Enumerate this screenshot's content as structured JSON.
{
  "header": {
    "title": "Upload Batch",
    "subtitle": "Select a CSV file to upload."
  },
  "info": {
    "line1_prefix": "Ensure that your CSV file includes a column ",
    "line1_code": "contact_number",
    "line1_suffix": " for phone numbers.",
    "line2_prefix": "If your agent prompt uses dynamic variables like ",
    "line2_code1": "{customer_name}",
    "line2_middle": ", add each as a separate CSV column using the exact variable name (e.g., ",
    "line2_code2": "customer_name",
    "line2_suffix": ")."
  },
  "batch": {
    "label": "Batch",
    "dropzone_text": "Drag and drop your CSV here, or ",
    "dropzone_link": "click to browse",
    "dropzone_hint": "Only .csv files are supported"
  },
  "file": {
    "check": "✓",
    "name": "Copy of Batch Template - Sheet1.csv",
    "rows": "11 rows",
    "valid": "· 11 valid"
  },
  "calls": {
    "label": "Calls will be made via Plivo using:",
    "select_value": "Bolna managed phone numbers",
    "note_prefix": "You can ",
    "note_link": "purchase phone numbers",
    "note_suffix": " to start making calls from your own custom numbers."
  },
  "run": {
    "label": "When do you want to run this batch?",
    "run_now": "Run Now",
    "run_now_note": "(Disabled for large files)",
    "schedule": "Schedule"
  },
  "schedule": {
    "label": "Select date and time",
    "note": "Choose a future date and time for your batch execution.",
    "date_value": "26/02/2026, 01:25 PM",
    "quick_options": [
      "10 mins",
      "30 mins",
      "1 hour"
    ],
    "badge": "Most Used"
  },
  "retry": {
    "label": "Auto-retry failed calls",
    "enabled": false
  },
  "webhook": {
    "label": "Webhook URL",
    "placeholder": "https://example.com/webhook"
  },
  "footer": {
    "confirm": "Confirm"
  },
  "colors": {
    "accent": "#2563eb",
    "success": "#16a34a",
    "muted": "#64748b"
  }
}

------------------------------------------------------------

• **WHAT THIS TASK INVOLVES**
Exactly as shown above, return every record.

• **RESPONSE TO THE TASK**
Enumerate this screenshot's content as structured JSON.
{
  "header": {
    "title": "Upload Batch",
    "subtitle": "Select a CSV file to upload."
  },
  "info": {
    "line1_prefix": "Ensure that your CSV file includes a column ",
    "line1_code": "contact_number",
    "line1_suffix": " for phone numbers.",
    "line2_prefix": "If your agent prompt uses dynamic variables like ",
    "line2_code1": "{customer_name}",
    "line2_middle": ", add each as a separate CSV column using the exact variable name (e.g., ",
    "line2_code2": "customer_name",
    "line2_suffix": ")."
  },
  "batch": {
    "label": "Batch",
    "dropzone_text": "Drag and drop your CSV here, or ",
    "dropzone_link": "click to browse",
    "dropzone_hint": "Only .csv files are supported"
  },
  "file": {
    "check": "✓",
    "name": "Copy of Batch Template - Sheet1.csv",
    "rows": "11 rows",
    "valid": "· 11 valid"
  },
  "calls": {
    "label": "Calls will be made via Plivo using:",
    "select_value": "Bolna managed phone numbers",
    "note_prefix": "You can ",
    "note_link": "purchase phone numbers",
    "note_suffix": " to start making calls from your own custom numbers."
  },
  "run": {
    "label": "When do you want to run this batch?",
    "run_now": "Run Now",
    "run_now_note": "(Disabled for large files)",
    "schedule": "Schedule"
  },
  "schedule": {
    "label": "Select date and time",
    "note": "Choose a future date and time for your batch execution.",
    "date_value": "26/02/2026, 01:25 PM",
    "quick_options": [
      "10 mins",
      "30 mins",
      "1 hour"
    ],
    "badge": "Most Used"
  },
  "retry": {
    "label": "Auto-retry failed calls",
    "enabled": false
  },
  "webhook": {
    "label": "Webhook URL",
    "placeholder": "https://example.com/webhook"
  },
  "footer": {
    "confirm": "Confirm"
  },
  "colors": {
    "accent": "#2563eb",
    "success": "#16a34a",
    "muted": "#64748b"
  }
}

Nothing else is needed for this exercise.